YOUR OBJECTIVE:
Return every line below in which "état" appears.

[start of GIVEN ENTRIES]

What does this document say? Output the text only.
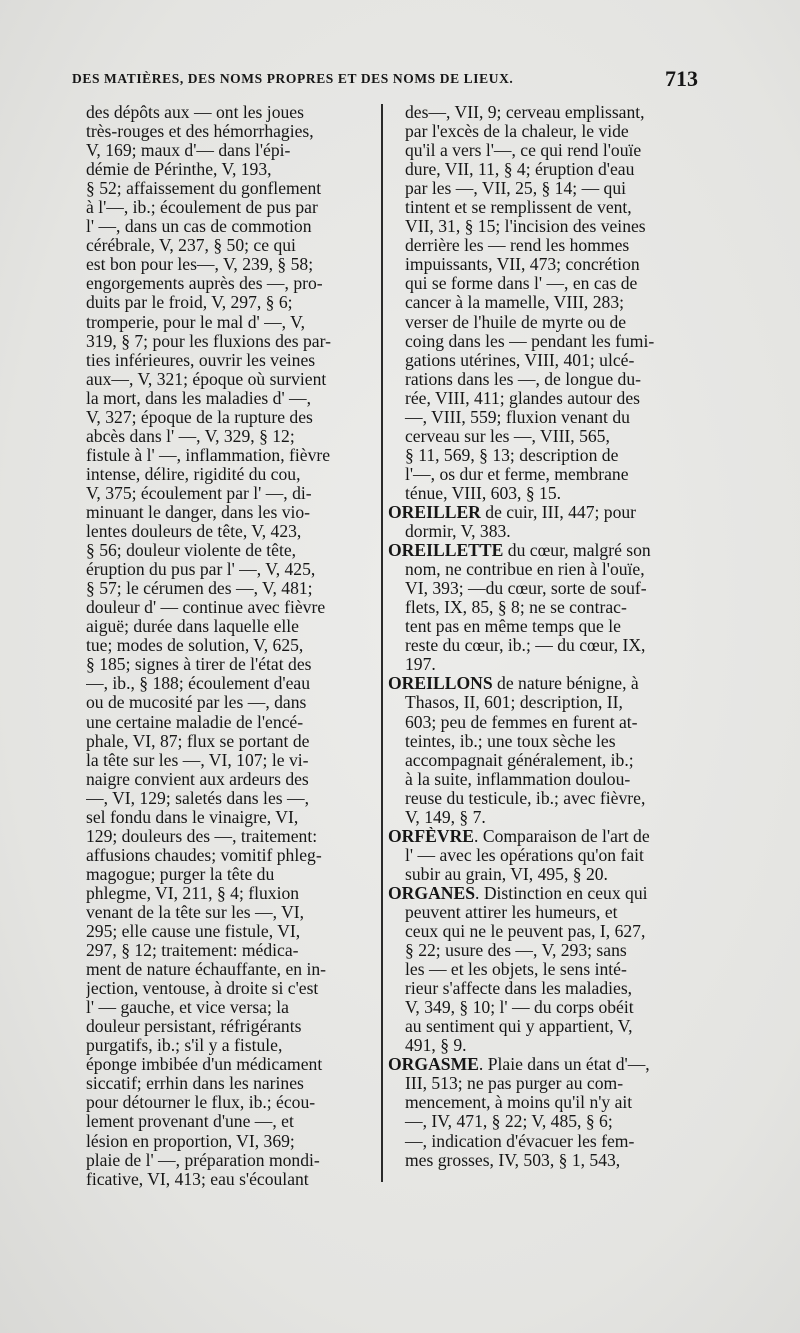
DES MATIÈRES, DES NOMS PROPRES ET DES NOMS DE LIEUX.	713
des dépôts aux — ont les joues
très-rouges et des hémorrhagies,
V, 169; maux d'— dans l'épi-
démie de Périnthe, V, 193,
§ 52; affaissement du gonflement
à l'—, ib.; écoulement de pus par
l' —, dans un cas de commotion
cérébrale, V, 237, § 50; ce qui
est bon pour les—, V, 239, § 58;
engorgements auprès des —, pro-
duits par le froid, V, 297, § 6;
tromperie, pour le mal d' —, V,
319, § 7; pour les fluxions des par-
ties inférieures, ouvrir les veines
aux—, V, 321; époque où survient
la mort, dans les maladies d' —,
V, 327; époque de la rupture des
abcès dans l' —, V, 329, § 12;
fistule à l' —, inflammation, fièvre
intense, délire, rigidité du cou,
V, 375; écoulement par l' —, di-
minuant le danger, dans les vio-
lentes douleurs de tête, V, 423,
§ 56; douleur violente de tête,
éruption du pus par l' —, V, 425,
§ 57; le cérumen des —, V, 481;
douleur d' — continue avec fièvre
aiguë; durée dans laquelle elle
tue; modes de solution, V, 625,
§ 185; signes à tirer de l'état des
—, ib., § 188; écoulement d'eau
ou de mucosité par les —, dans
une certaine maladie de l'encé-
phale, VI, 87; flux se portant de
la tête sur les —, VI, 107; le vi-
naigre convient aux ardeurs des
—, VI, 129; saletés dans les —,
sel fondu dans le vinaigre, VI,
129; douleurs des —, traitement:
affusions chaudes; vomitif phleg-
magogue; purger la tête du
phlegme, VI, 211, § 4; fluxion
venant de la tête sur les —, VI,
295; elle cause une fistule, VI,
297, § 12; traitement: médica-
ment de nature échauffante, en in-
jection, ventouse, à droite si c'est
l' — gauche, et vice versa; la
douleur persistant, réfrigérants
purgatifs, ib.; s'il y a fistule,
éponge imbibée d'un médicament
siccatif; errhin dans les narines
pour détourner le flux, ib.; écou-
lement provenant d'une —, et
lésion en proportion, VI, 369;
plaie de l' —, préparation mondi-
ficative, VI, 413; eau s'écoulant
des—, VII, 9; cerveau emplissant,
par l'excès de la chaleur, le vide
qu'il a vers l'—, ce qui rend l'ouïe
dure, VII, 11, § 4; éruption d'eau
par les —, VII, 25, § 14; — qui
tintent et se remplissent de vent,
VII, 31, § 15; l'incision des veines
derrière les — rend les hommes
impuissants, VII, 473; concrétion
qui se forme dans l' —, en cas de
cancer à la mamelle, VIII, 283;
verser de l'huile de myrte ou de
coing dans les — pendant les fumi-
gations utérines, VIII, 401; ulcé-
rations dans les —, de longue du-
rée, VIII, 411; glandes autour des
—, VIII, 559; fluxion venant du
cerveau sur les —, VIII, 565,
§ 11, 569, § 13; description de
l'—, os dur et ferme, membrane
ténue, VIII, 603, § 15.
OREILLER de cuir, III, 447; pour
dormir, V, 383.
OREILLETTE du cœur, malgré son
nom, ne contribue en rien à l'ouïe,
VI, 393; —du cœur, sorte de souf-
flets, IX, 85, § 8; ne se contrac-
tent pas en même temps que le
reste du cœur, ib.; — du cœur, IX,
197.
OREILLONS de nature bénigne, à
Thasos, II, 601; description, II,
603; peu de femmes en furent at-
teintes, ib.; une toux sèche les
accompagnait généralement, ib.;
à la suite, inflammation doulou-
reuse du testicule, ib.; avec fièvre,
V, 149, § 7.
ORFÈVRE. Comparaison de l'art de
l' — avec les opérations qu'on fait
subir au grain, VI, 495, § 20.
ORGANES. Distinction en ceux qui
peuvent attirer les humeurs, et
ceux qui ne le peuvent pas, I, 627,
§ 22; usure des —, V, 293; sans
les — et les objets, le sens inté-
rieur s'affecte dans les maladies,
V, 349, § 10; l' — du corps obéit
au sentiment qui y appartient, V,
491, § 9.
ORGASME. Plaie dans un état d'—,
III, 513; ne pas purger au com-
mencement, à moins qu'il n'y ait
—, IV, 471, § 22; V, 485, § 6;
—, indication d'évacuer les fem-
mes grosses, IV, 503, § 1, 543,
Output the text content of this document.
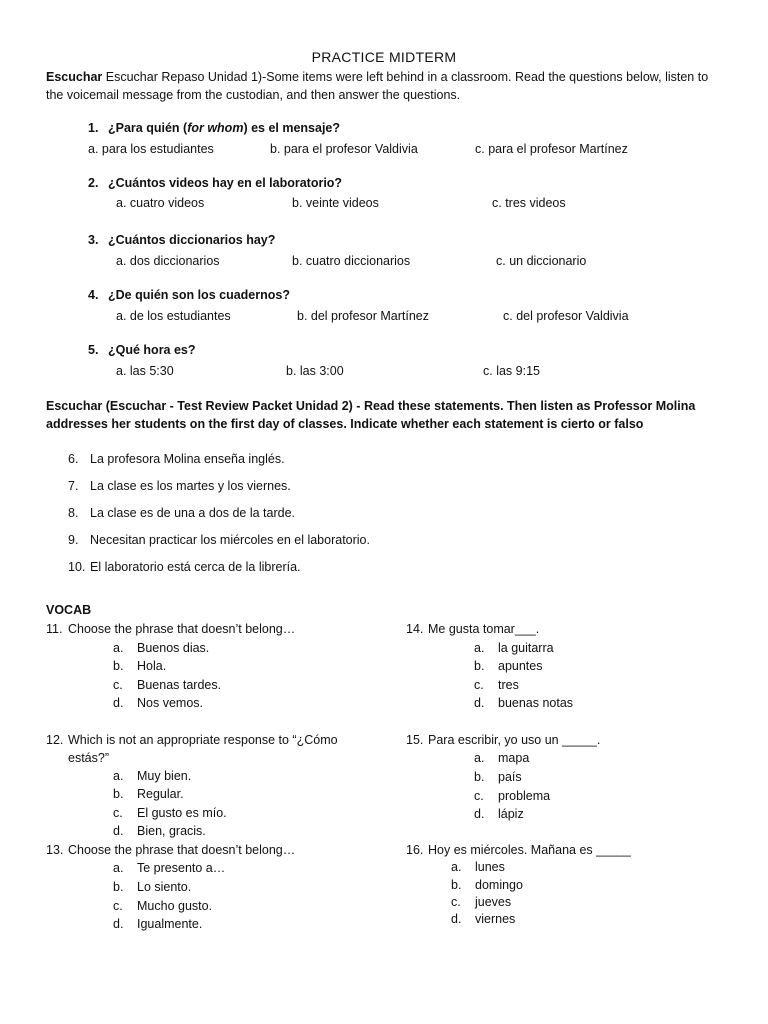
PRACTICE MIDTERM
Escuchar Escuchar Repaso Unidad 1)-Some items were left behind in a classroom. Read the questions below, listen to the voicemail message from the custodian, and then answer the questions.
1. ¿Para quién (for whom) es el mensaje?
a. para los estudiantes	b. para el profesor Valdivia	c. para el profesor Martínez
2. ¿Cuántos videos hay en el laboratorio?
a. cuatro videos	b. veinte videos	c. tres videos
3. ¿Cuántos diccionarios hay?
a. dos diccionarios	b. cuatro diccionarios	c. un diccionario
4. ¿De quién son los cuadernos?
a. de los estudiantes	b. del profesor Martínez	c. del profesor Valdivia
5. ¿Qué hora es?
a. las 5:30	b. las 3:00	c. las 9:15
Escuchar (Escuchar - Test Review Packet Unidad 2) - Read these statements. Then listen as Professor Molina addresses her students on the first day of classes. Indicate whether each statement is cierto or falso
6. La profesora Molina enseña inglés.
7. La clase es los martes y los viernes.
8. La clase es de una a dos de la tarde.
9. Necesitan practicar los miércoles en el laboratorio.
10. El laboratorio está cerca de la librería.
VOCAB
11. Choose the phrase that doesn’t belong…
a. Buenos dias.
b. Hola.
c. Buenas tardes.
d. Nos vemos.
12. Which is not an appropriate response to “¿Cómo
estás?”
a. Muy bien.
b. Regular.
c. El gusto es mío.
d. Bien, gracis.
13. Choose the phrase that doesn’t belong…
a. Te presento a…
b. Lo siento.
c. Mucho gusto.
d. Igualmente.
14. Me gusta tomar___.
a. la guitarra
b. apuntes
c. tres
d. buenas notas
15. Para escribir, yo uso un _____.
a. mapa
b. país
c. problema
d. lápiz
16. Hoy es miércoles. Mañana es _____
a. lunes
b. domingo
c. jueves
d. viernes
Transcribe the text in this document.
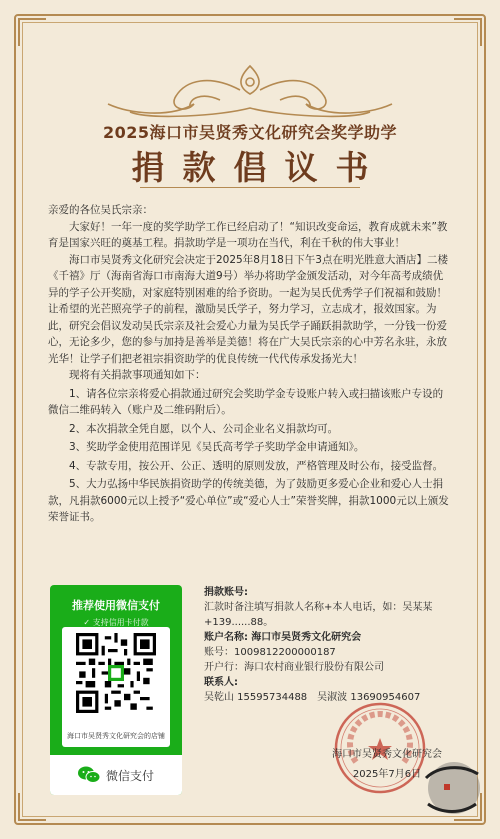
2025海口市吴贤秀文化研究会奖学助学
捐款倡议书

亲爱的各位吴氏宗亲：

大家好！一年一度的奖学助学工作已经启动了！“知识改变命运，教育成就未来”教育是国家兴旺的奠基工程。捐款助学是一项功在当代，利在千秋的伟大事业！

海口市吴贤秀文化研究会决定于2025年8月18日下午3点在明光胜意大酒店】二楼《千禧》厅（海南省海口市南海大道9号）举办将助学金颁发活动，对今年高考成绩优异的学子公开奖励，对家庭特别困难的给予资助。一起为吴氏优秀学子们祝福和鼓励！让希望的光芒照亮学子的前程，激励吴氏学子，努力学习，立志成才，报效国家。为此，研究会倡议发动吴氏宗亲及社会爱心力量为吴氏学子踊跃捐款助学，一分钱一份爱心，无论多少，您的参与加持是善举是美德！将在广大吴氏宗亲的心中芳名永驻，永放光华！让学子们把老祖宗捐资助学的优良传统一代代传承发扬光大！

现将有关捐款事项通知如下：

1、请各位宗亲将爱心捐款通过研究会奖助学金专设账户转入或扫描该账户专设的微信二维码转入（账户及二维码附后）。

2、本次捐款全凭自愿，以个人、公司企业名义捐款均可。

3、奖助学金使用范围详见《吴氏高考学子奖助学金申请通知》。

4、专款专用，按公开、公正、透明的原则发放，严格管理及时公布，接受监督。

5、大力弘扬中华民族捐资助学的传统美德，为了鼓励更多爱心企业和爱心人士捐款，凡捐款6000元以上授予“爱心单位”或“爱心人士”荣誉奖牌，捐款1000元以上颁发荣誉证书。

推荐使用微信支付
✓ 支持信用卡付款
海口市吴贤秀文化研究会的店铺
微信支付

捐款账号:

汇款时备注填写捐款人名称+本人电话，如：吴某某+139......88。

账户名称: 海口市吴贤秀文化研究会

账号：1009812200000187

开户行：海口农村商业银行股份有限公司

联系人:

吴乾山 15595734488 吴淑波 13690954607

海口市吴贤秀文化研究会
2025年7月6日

[end of GIVEN ENTRIES]

FINISHED TASK:
§ 185; signes à tirer de l'état des
ORGASME. Plaie dans un état d'—,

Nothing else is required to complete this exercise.